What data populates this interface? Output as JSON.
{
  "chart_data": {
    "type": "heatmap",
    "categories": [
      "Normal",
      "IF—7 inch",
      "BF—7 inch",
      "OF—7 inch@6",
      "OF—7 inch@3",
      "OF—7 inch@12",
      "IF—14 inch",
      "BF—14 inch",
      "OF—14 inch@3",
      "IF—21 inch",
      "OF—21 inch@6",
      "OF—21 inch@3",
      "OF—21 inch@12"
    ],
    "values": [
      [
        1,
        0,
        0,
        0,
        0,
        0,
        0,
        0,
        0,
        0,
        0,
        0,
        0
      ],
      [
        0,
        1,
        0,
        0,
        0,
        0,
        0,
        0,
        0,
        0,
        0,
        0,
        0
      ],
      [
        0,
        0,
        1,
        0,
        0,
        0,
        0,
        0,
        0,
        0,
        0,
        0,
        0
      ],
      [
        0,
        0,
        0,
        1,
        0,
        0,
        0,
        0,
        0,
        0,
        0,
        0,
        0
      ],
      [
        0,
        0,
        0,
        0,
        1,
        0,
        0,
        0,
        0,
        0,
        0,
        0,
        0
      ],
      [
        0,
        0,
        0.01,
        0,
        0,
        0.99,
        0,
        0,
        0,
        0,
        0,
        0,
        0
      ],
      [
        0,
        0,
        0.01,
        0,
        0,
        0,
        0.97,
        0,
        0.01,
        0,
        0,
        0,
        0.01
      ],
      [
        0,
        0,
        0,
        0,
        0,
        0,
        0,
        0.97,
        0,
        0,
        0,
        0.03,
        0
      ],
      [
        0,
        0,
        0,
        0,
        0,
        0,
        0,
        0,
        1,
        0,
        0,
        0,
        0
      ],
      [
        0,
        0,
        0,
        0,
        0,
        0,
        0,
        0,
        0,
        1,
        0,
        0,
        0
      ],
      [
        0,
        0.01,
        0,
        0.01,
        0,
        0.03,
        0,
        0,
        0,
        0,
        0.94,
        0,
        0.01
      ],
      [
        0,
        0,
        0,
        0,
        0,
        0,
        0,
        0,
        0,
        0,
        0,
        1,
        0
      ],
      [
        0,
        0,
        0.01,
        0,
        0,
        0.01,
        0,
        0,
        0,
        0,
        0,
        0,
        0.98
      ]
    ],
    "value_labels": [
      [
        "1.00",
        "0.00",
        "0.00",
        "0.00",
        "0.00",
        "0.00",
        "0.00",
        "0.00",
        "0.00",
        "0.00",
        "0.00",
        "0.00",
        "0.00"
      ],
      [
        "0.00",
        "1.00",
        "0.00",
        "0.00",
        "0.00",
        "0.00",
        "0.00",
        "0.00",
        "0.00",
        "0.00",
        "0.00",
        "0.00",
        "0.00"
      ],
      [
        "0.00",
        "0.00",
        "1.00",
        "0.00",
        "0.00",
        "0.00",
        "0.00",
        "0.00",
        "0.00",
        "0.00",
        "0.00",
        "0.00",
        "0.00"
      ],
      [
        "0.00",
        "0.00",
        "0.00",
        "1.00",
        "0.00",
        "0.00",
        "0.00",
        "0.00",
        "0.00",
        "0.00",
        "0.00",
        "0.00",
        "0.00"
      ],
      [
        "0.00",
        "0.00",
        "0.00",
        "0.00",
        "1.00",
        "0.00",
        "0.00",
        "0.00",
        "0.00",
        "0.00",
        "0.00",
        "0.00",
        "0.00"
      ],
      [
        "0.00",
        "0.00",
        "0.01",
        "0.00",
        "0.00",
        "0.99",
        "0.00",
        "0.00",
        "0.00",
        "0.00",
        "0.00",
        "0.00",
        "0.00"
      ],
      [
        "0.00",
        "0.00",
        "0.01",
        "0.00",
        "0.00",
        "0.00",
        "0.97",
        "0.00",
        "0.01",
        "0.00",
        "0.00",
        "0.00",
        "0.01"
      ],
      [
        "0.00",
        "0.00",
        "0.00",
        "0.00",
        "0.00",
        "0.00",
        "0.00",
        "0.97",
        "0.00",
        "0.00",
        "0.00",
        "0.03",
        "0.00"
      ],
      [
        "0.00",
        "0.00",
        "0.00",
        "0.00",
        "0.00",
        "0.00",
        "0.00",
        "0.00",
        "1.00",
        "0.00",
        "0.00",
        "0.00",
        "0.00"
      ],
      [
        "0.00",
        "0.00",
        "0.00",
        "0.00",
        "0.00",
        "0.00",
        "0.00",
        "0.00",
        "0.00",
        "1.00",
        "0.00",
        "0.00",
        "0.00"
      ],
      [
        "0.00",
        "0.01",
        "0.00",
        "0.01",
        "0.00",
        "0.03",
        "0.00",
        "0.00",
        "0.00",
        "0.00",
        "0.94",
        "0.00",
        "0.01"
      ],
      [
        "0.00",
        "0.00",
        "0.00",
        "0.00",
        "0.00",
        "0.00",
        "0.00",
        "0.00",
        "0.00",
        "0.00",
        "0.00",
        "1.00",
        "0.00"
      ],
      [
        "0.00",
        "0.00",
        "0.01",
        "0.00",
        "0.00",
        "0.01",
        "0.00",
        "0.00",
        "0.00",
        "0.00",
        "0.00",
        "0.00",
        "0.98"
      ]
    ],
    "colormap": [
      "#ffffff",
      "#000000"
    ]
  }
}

- - -

◆ **Task brief**: Show each line of the listing that holds the string "inch".

◆ **Result for this exercise**:
      "IF—7 inch",
      "BF—7 inch",
      "OF—7 inch@6",
      "OF—7 inch@3",
      "OF—7 inch@12",
      "IF—14 inch",
      "BF—14 inch",
      "OF—14 inch@3",
      "IF—21 inch",
      "OF—21 inch@6",
      "OF—21 inch@3",
      "OF—21 inch@12"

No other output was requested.